### EXERCISE DESCRIPTION
Write out the records below once more, exactly as they stand.

### RECORDS
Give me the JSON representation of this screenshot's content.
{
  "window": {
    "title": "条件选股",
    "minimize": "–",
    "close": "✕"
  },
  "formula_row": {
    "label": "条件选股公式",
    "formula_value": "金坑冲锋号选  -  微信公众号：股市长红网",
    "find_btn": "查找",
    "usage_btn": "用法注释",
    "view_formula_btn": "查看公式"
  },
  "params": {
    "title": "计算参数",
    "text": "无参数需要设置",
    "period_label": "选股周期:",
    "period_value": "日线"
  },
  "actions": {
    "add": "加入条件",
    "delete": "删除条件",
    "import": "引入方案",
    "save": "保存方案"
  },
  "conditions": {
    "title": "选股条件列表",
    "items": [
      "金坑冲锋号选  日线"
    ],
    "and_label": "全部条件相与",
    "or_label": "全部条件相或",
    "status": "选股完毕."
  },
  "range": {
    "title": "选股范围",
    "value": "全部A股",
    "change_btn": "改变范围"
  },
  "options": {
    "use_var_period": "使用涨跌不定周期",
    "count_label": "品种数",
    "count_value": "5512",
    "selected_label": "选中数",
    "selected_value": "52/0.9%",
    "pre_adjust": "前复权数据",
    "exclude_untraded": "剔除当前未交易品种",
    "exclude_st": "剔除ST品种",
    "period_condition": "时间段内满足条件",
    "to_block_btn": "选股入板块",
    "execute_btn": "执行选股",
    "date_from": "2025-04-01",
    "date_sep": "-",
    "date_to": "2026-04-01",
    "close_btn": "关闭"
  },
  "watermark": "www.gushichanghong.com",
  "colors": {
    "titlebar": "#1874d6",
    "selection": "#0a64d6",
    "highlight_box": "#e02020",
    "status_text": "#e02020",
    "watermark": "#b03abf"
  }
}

### THE RESPONSE
Give me the JSON representation of this screenshot's content.
{
  "window": {
    "title": "条件选股",
    "minimize": "–",
    "close": "✕"
  },
  "formula_row": {
    "label": "条件选股公式",
    "formula_value": "金坑冲锋号选  -  微信公众号：股市长红网",
    "find_btn": "查找",
    "usage_btn": "用法注释",
    "view_formula_btn": "查看公式"
  },
  "params": {
    "title": "计算参数",
    "text": "无参数需要设置",
    "period_label": "选股周期:",
    "period_value": "日线"
  },
  "actions": {
    "add": "加入条件",
    "delete": "删除条件",
    "import": "引入方案",
    "save": "保存方案"
  },
  "conditions": {
    "title": "选股条件列表",
    "items": [
      "金坑冲锋号选  日线"
    ],
    "and_label": "全部条件相与",
    "or_label": "全部条件相或",
    "status": "选股完毕."
  },
  "range": {
    "title": "选股范围",
    "value": "全部A股",
    "change_btn": "改变范围"
  },
  "options": {
    "use_var_period": "使用涨跌不定周期",
    "count_label": "品种数",
    "count_value": "5512",
    "selected_label": "选中数",
    "selected_value": "52/0.9%",
    "pre_adjust": "前复权数据",
    "exclude_untraded": "剔除当前未交易品种",
    "exclude_st": "剔除ST品种",
    "period_condition": "时间段内满足条件",
    "to_block_btn": "选股入板块",
    "execute_btn": "执行选股",
    "date_from": "2025-04-01",
    "date_sep": "-",
    "date_to": "2026-04-01",
    "close_btn": "关闭"
  },
  "watermark": "www.gushichanghong.com",
  "colors": {
    "titlebar": "#1874d6",
    "selection": "#0a64d6",
    "highlight_box": "#e02020",
    "status_text": "#e02020",
    "watermark": "#b03abf"
  }
}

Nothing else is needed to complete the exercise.